Find the lines that hold the word "Moschee" and return them.
______________________________
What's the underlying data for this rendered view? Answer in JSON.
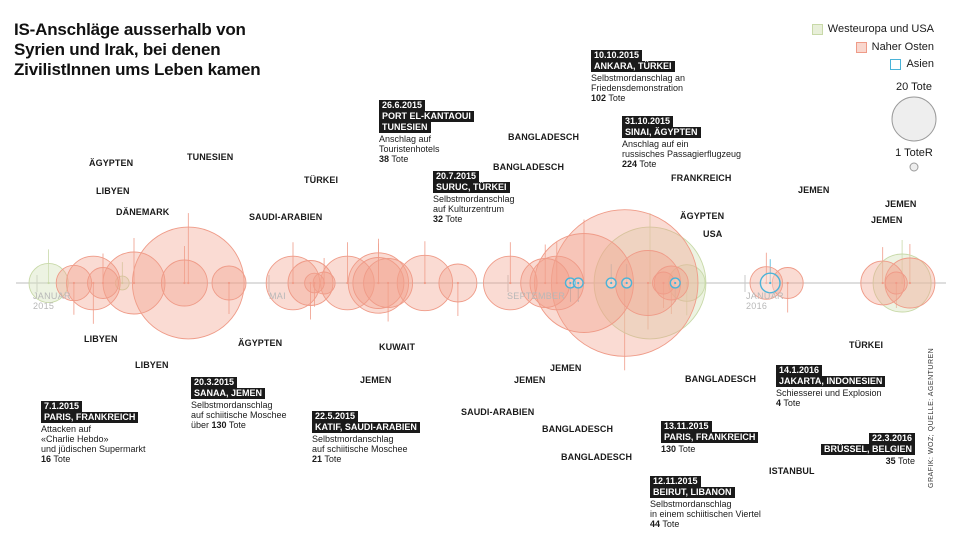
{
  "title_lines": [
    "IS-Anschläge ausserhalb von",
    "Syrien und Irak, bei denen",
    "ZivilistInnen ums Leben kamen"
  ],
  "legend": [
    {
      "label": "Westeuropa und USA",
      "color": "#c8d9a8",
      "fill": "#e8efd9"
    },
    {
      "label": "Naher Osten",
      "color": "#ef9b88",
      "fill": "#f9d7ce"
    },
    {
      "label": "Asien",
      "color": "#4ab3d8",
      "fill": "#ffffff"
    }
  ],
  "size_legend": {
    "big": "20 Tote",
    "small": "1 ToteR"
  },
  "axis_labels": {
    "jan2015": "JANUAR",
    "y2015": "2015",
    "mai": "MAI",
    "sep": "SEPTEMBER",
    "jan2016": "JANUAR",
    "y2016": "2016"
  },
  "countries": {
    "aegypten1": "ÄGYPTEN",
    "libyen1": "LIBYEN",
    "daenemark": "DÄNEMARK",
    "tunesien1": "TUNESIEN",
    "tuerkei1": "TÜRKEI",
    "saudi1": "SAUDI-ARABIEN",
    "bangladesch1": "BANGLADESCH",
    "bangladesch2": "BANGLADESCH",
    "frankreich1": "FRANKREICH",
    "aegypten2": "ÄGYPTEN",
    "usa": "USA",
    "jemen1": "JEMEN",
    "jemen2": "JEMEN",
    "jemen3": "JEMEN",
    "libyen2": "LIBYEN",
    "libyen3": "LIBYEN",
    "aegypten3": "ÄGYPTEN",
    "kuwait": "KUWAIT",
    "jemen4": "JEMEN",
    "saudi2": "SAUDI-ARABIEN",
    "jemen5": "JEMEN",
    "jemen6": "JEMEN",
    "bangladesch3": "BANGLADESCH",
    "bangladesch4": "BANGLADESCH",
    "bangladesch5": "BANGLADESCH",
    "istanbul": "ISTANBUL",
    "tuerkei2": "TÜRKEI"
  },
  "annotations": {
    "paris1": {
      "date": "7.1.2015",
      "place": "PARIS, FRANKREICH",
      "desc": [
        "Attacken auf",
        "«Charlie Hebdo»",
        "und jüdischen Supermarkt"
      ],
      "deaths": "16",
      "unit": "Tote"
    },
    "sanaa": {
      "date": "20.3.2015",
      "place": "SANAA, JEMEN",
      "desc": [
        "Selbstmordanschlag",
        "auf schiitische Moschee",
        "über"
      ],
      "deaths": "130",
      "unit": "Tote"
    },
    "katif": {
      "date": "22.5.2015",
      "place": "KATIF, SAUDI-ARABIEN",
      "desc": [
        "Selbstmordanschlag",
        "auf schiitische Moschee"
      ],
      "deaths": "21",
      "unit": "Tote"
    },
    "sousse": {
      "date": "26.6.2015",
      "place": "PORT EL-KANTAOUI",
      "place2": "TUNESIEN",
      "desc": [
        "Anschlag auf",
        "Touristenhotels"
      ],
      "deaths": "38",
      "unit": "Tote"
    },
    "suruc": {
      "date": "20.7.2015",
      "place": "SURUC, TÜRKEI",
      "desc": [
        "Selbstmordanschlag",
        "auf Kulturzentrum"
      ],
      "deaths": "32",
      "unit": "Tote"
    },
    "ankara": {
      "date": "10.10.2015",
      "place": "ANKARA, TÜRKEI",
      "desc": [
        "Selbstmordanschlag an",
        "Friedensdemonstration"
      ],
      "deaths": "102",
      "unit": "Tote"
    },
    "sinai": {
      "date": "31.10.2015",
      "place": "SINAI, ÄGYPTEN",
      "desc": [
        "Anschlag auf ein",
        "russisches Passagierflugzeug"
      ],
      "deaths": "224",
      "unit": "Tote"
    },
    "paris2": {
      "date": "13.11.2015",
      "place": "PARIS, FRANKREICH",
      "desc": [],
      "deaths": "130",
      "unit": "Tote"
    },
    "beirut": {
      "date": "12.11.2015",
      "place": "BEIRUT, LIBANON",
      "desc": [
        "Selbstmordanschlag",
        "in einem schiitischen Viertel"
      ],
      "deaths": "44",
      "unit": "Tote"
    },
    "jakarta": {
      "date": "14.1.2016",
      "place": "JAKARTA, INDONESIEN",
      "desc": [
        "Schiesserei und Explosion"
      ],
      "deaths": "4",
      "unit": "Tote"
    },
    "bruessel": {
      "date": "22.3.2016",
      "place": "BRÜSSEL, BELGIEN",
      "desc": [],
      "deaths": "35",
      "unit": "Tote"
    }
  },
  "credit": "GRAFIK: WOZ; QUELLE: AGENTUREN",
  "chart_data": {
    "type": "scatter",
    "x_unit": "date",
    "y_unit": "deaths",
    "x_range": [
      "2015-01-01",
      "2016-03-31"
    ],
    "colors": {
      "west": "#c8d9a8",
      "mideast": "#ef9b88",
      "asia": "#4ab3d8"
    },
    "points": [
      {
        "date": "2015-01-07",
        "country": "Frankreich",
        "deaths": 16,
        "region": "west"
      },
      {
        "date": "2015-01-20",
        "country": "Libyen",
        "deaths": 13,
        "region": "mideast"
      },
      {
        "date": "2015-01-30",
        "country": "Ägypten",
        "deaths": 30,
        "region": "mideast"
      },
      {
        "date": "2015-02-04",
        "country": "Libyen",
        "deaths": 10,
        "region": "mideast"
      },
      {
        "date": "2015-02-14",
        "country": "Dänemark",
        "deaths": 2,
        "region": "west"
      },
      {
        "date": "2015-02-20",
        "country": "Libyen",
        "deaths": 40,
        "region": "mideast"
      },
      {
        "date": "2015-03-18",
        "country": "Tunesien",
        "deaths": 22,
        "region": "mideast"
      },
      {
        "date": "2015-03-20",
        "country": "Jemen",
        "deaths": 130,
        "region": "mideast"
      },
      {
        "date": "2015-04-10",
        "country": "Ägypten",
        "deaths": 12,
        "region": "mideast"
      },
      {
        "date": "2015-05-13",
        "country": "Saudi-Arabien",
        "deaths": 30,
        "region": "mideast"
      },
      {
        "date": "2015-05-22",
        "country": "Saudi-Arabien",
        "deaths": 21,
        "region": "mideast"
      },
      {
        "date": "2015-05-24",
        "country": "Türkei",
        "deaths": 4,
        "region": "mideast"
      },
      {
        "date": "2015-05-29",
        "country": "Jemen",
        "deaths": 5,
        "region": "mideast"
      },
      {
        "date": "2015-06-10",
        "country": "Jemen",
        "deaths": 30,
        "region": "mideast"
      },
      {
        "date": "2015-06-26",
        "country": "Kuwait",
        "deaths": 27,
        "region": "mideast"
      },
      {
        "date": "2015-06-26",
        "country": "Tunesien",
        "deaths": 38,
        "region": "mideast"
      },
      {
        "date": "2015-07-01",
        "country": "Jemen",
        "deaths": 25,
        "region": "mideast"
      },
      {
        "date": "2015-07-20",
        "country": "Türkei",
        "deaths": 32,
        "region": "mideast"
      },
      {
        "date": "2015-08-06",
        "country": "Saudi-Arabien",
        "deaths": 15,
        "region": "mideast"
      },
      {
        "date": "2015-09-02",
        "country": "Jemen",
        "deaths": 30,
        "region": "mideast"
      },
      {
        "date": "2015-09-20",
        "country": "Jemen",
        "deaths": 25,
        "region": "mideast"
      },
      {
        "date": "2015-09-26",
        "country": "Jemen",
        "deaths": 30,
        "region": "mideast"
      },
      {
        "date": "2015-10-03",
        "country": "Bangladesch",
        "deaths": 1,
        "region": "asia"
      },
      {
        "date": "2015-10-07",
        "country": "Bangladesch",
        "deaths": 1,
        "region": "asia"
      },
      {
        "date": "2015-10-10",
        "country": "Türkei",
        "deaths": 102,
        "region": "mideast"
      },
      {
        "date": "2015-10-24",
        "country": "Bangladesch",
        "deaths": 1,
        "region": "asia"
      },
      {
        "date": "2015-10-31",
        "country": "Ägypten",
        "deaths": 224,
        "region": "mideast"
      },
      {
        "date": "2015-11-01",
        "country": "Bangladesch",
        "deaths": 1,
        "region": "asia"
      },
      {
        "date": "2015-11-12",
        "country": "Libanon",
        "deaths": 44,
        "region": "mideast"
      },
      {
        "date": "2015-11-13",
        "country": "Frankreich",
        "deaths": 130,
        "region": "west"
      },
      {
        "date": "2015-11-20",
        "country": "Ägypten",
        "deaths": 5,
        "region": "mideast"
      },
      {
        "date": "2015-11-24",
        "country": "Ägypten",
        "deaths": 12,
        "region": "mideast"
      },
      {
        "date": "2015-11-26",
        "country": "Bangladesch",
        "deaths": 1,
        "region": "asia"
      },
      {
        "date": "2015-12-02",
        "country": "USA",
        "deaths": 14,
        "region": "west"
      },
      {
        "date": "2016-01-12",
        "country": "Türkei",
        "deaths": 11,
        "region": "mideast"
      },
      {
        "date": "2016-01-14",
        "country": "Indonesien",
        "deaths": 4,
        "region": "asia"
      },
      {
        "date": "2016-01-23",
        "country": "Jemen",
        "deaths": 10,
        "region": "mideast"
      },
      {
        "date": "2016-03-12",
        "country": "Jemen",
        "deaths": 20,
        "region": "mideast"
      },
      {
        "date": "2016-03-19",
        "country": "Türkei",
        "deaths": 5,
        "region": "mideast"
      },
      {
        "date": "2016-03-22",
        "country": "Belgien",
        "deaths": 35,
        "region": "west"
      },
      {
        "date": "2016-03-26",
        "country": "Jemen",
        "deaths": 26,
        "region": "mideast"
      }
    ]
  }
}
______________________________
Full output:
        "auf schiitische Moschee",
        "auf schiitische Moschee"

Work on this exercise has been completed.